* **Dataset records**:

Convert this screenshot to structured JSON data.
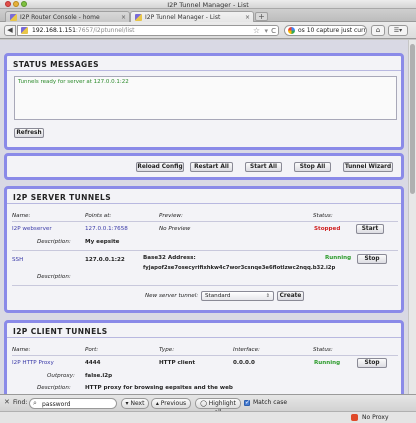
{
  "window": {
    "title": "I2P Tunnel Manager - List"
  },
  "tabs": [
    {
      "label": "I2P Router Console - home",
      "close": "×"
    },
    {
      "label": "I2P Tunnel Manager - List",
      "close": "×"
    }
  ],
  "new_tab": "+",
  "nav": {
    "back": "◀",
    "url_host": "192.168.1.151",
    "url_path": ":7657/i2ptunnel/list",
    "star": "☆",
    "arrow": "▾",
    "reload": "C",
    "search_text": "os 10 capture just curr",
    "home": "⌂",
    "menu": "☰▾"
  },
  "status": {
    "title": "STATUS MESSAGES",
    "message": "Tunnels ready for server at 127.0.0.1:22",
    "refresh": "Refresh"
  },
  "controls": {
    "buttons": [
      "Reload Config",
      "Restart All",
      "Start All",
      "Stop All",
      "Tunnel Wizard"
    ]
  },
  "server": {
    "title": "I2P SERVER TUNNELS",
    "headers": {
      "name": "Name:",
      "points": "Points at:",
      "preview": "Preview:",
      "status": "Status:"
    },
    "description_label": "Description:",
    "base32_label": "Base32 Address:",
    "rows": [
      {
        "name": "I2P webserver",
        "points": "127.0.0.1:7658",
        "preview": "No Preview",
        "status": "Stopped",
        "action": "Start",
        "description": "My eepsite"
      },
      {
        "name": "SSH",
        "points": "127.0.0.1:22",
        "status": "Running",
        "action": "Stop",
        "base32": "fyjapof2se7osecyrifixhkw4c7wor3csnqe3e6flotlzwc2nqq.b32.i2p",
        "description": ""
      }
    ],
    "new_label": "New server tunnel:",
    "new_select": "Standard",
    "create": "Create"
  },
  "client": {
    "title": "I2P CLIENT TUNNELS",
    "headers": {
      "name": "Name:",
      "port": "Port:",
      "type": "Type:",
      "interface": "Interface:",
      "status": "Status:"
    },
    "rows": [
      {
        "name": "I2P HTTP Proxy",
        "port": "4444",
        "type": "HTTP client",
        "interface": "0.0.0.0",
        "status": "Running",
        "action": "Stop",
        "outproxy_label": "Outproxy:",
        "outproxy": "false.i2p",
        "description_label": "Description:",
        "description": "HTTP proxy for browsing eepsites and the web"
      }
    ]
  },
  "findbar": {
    "close": "✕",
    "label": "Find:",
    "value": "password",
    "next": "Next",
    "previous": "Previous",
    "highlight": "Highlight all",
    "match_case": "Match case"
  },
  "statusbar": {
    "proxy": "No Proxy"
  },
  "colors": {
    "panel_border": "#8a8ae8",
    "running": "#2a9a2a",
    "stopped": "#d02020",
    "link": "#3a3aa8"
  }
}
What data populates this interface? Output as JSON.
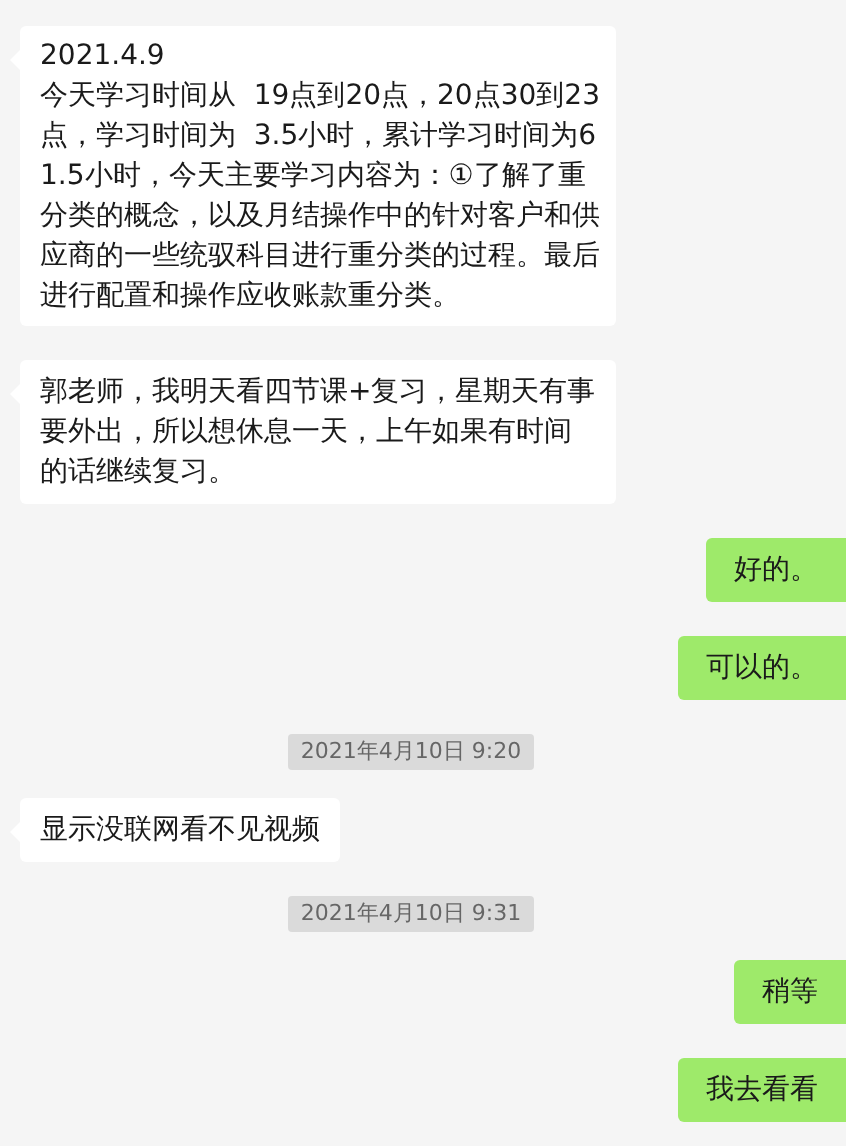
{
  "messages": [
    {
      "kind": "received",
      "text": "2021.4.9\n今天学习时间从  19点到20点，20点30到23点，学习时间为  3.5小时，累计学习时间为61.5小时，今天主要学习内容为：①了解了重分类的概念，以及月结操作中的针对客户和供应商的一些统驭科目进行重分类的过程。最后进行配置和操作应收账款重分类。"
    },
    {
      "kind": "received",
      "text": "郭老师，我明天看四节课+复习，星期天有事要外出，所以想休息一天，上午如果有时间的话继续复习。"
    },
    {
      "kind": "sent",
      "text": "好的。"
    },
    {
      "kind": "sent",
      "text": "可以的。"
    },
    {
      "kind": "timestamp",
      "text": "2021年4月10日 9:20"
    },
    {
      "kind": "received",
      "text": "显示没联网看不见视频"
    },
    {
      "kind": "timestamp",
      "text": "2021年4月10日 9:31"
    },
    {
      "kind": "sent",
      "text": "稍等"
    },
    {
      "kind": "sent",
      "text": "我去看看"
    }
  ]
}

* **Stated goal**:
Retype exactly, please, the span from the line holding "What data populates" through the closing line of the data, both ends included, without the pictures.

* **Written answer**:
What data populates this interface? Output as JSON.
{
  "messages": [
    {
      "kind": "received",
      "text": "2021.4.9\n今天学习时间从  19点到20点，20点30到23点，学习时间为  3.5小时，累计学习时间为61.5小时，今天主要学习内容为：①了解了重分类的概念，以及月结操作中的针对客户和供应商的一些统驭科目进行重分类的过程。最后进行配置和操作应收账款重分类。"
    },
    {
      "kind": "received",
      "text": "郭老师，我明天看四节课+复习，星期天有事要外出，所以想休息一天，上午如果有时间的话继续复习。"
    },
    {
      "kind": "sent",
      "text": "好的。"
    },
    {
      "kind": "sent",
      "text": "可以的。"
    },
    {
      "kind": "timestamp",
      "text": "2021年4月10日 9:20"
    },
    {
      "kind": "received",
      "text": "显示没联网看不见视频"
    },
    {
      "kind": "timestamp",
      "text": "2021年4月10日 9:31"
    },
    {
      "kind": "sent",
      "text": "稍等"
    },
    {
      "kind": "sent",
      "text": "我去看看"
    }
  ]
}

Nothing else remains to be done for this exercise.